══ DATASET EXTRACT

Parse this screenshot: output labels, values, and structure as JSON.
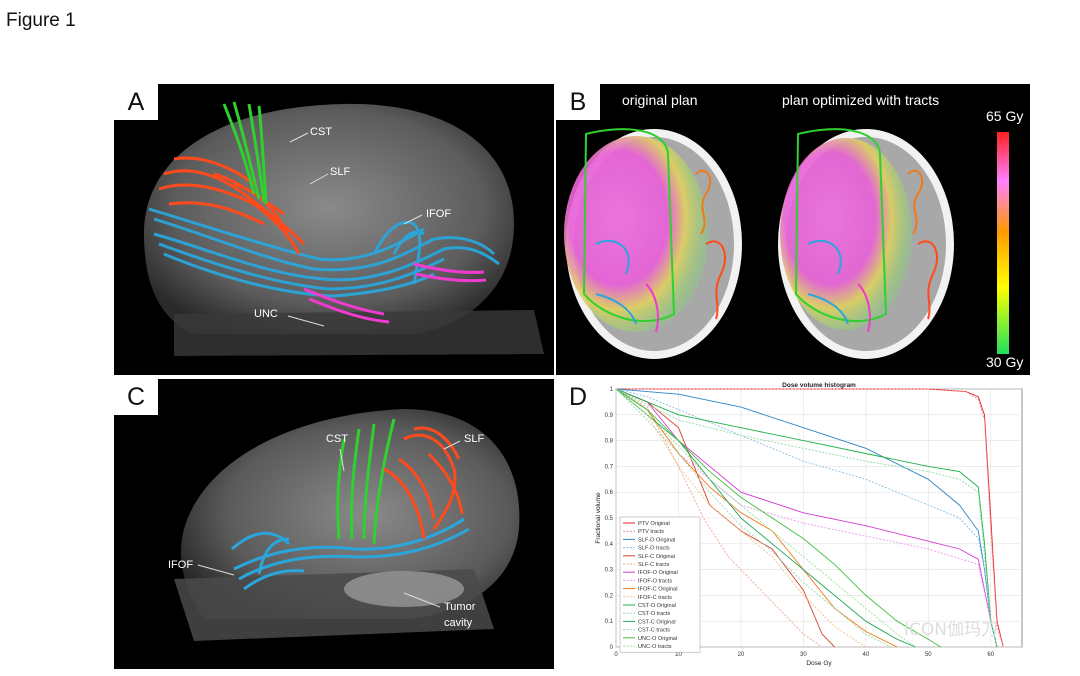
{
  "figure_title": "Figure 1",
  "colors": {
    "cst": "#2fd02f",
    "slf": "#ff4a1c",
    "ifof": "#2aa6dc",
    "unc": "#f03ad0"
  },
  "panel_a": {
    "letter": "A",
    "labels": {
      "cst": "CST",
      "slf": "SLF",
      "ifof": "IFOF",
      "unc": "UNC"
    }
  },
  "panel_b": {
    "letter": "B",
    "original_plan": "original plan",
    "optimized_plan": "plan optimized with tracts",
    "colorbar_max": "65 Gy",
    "colorbar_min": "30 Gy"
  },
  "panel_c": {
    "letter": "C",
    "labels": {
      "cst": "CST",
      "slf": "SLF",
      "ifof": "IFOF",
      "tumor1": "Tumor",
      "tumor2": "cavity"
    }
  },
  "panel_d": {
    "letter": "D",
    "watermark": "ICON伽玛刀"
  },
  "chart_data": {
    "type": "line",
    "title": "Dose volume histogram",
    "xlabel": "Dose Gy",
    "ylabel": "Fractional volume",
    "xlim": [
      0,
      65
    ],
    "ylim": [
      0,
      1
    ],
    "xticks": [
      0,
      10,
      20,
      30,
      40,
      50,
      60
    ],
    "yticks": [
      0,
      0.1,
      0.2,
      0.3,
      0.4,
      0.5,
      0.6,
      0.7,
      0.8,
      0.9,
      1
    ],
    "grid": true,
    "legend_position": "bottom-left",
    "series": [
      {
        "name": "PTV Original",
        "color": "#e8212b",
        "dash": false,
        "x": [
          0,
          50,
          56,
          58,
          59,
          60,
          61,
          62
        ],
        "y": [
          1,
          1,
          0.99,
          0.97,
          0.9,
          0.5,
          0.1,
          0
        ]
      },
      {
        "name": "PTV tracts",
        "color": "#f28b8b",
        "dash": true,
        "x": [
          0,
          50,
          56,
          58,
          59,
          60,
          61,
          62
        ],
        "y": [
          1,
          1,
          0.99,
          0.96,
          0.88,
          0.45,
          0.08,
          0
        ]
      },
      {
        "name": "SLF-O Original",
        "color": "#2e86c8",
        "dash": false,
        "x": [
          0,
          10,
          20,
          30,
          40,
          50,
          55,
          58,
          59,
          60,
          61
        ],
        "y": [
          1,
          0.98,
          0.93,
          0.85,
          0.77,
          0.65,
          0.55,
          0.45,
          0.3,
          0.1,
          0
        ]
      },
      {
        "name": "SLF-O tracts",
        "color": "#86bfe6",
        "dash": true,
        "x": [
          0,
          5,
          10,
          20,
          30,
          40,
          50,
          55,
          58,
          59,
          60,
          61
        ],
        "y": [
          1,
          0.97,
          0.92,
          0.82,
          0.72,
          0.65,
          0.55,
          0.5,
          0.42,
          0.3,
          0.1,
          0
        ]
      },
      {
        "name": "SLF-C Original",
        "color": "#d9442a",
        "dash": false,
        "x": [
          0,
          5,
          10,
          15,
          20,
          25,
          30,
          33,
          35
        ],
        "y": [
          1,
          0.95,
          0.85,
          0.55,
          0.45,
          0.38,
          0.22,
          0.05,
          0
        ]
      },
      {
        "name": "SLF-C tracts",
        "color": "#f2a48f",
        "dash": true,
        "x": [
          0,
          5,
          10,
          14,
          18,
          22,
          26,
          30,
          33
        ],
        "y": [
          1,
          0.93,
          0.7,
          0.5,
          0.35,
          0.25,
          0.15,
          0.05,
          0
        ]
      },
      {
        "name": "IFOF-O Original",
        "color": "#d23ad6",
        "dash": false,
        "x": [
          0,
          5,
          10,
          20,
          30,
          40,
          50,
          55,
          58,
          60,
          61
        ],
        "y": [
          1,
          0.95,
          0.8,
          0.6,
          0.52,
          0.47,
          0.41,
          0.38,
          0.34,
          0.1,
          0
        ]
      },
      {
        "name": "IFOF-O tracts",
        "color": "#ee97ef",
        "dash": true,
        "x": [
          0,
          5,
          10,
          20,
          30,
          40,
          50,
          58,
          60,
          61
        ],
        "y": [
          1,
          0.92,
          0.75,
          0.55,
          0.48,
          0.43,
          0.38,
          0.32,
          0.1,
          0
        ]
      },
      {
        "name": "IFOF-C Original",
        "color": "#f07a1a",
        "dash": false,
        "x": [
          0,
          5,
          10,
          15,
          20,
          25,
          30,
          35,
          40,
          45
        ],
        "y": [
          1,
          0.92,
          0.75,
          0.62,
          0.52,
          0.45,
          0.3,
          0.15,
          0.06,
          0
        ]
      },
      {
        "name": "IFOF-C tracts",
        "color": "#f6bf8a",
        "dash": true,
        "x": [
          0,
          5,
          10,
          15,
          20,
          25,
          30,
          35,
          40
        ],
        "y": [
          1,
          0.9,
          0.7,
          0.55,
          0.45,
          0.35,
          0.2,
          0.08,
          0
        ]
      },
      {
        "name": "CST-O Original",
        "color": "#20b04a",
        "dash": false,
        "x": [
          0,
          10,
          20,
          30,
          40,
          50,
          55,
          58,
          59,
          60,
          61
        ],
        "y": [
          1,
          0.9,
          0.85,
          0.8,
          0.75,
          0.7,
          0.68,
          0.62,
          0.4,
          0.1,
          0
        ]
      },
      {
        "name": "CST-O tracts",
        "color": "#8fdca4",
        "dash": true,
        "x": [
          0,
          10,
          20,
          30,
          40,
          50,
          55,
          58,
          60,
          61
        ],
        "y": [
          1,
          0.88,
          0.82,
          0.77,
          0.72,
          0.68,
          0.65,
          0.6,
          0.1,
          0
        ]
      },
      {
        "name": "CST-C Original",
        "color": "#24a85a",
        "dash": false,
        "x": [
          0,
          5,
          10,
          15,
          20,
          25,
          30,
          35,
          40,
          45,
          48
        ],
        "y": [
          1,
          0.9,
          0.8,
          0.65,
          0.5,
          0.4,
          0.3,
          0.2,
          0.1,
          0.03,
          0
        ]
      },
      {
        "name": "CST-C tracts",
        "color": "#93d9ae",
        "dash": true,
        "x": [
          0,
          5,
          10,
          15,
          20,
          25,
          30,
          35,
          40,
          44
        ],
        "y": [
          1,
          0.88,
          0.75,
          0.6,
          0.47,
          0.37,
          0.25,
          0.15,
          0.05,
          0
        ]
      },
      {
        "name": "UNC-O Original",
        "color": "#3fc13a",
        "dash": false,
        "x": [
          0,
          5,
          10,
          15,
          20,
          25,
          30,
          35,
          40,
          45,
          50,
          52
        ],
        "y": [
          1,
          0.92,
          0.8,
          0.68,
          0.58,
          0.5,
          0.42,
          0.32,
          0.2,
          0.1,
          0.03,
          0
        ]
      },
      {
        "name": "UNC-O tracts",
        "color": "#9be397",
        "dash": true,
        "x": [
          0,
          5,
          10,
          15,
          20,
          25,
          30,
          35,
          40,
          45,
          48
        ],
        "y": [
          1,
          0.9,
          0.78,
          0.65,
          0.55,
          0.45,
          0.35,
          0.25,
          0.15,
          0.05,
          0
        ]
      }
    ]
  }
}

════

• _HOW TO COMPLETE THIS TASK_: Collect from the data above every line that includes "volume".

• _EXERCISE RESPONSE_:
    "title": "Dose volume histogram",
    "ylabel": "Fractional volume",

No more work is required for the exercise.